WORK TO COMPLETE: Will you write out all the entries below exactly?

Stored entries:
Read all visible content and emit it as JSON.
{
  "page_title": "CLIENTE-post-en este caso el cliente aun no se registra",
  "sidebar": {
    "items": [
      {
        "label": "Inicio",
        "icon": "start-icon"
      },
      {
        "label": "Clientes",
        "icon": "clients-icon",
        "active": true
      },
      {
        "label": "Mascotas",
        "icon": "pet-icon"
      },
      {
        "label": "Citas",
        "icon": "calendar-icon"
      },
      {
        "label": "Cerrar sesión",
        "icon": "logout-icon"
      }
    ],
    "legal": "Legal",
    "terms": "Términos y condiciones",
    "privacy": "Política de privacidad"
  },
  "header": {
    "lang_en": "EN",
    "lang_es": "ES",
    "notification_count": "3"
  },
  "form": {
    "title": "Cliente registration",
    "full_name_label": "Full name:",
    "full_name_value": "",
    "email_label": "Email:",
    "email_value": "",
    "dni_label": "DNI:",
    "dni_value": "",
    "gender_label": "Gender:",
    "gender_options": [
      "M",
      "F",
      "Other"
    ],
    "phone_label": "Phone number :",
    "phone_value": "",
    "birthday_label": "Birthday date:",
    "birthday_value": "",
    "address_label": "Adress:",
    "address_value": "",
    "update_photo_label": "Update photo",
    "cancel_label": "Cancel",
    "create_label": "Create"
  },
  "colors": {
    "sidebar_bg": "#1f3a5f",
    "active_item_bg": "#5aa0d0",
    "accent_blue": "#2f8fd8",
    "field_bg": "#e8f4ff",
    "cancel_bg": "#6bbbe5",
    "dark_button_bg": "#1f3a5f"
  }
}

REPLY:
Read all visible content and emit it as JSON.
{
  "page_title": "CLIENTE-post-en este caso el cliente aun no se registra",
  "sidebar": {
    "items": [
      {
        "label": "Inicio",
        "icon": "start-icon"
      },
      {
        "label": "Clientes",
        "icon": "clients-icon",
        "active": true
      },
      {
        "label": "Mascotas",
        "icon": "pet-icon"
      },
      {
        "label": "Citas",
        "icon": "calendar-icon"
      },
      {
        "label": "Cerrar sesión",
        "icon": "logout-icon"
      }
    ],
    "legal": "Legal",
    "terms": "Términos y condiciones",
    "privacy": "Política de privacidad"
  },
  "header": {
    "lang_en": "EN",
    "lang_es": "ES",
    "notification_count": "3"
  },
  "form": {
    "title": "Cliente registration",
    "full_name_label": "Full name:",
    "full_name_value": "",
    "email_label": "Email:",
    "email_value": "",
    "dni_label": "DNI:",
    "dni_value": "",
    "gender_label": "Gender:",
    "gender_options": [
      "M",
      "F",
      "Other"
    ],
    "phone_label": "Phone number :",
    "phone_value": "",
    "birthday_label": "Birthday date:",
    "birthday_value": "",
    "address_label": "Adress:",
    "address_value": "",
    "update_photo_label": "Update photo",
    "cancel_label": "Cancel",
    "create_label": "Create"
  },
  "colors": {
    "sidebar_bg": "#1f3a5f",
    "active_item_bg": "#5aa0d0",
    "accent_blue": "#2f8fd8",
    "field_bg": "#e8f4ff",
    "cancel_bg": "#6bbbe5",
    "dark_button_bg": "#1f3a5f"
  }
}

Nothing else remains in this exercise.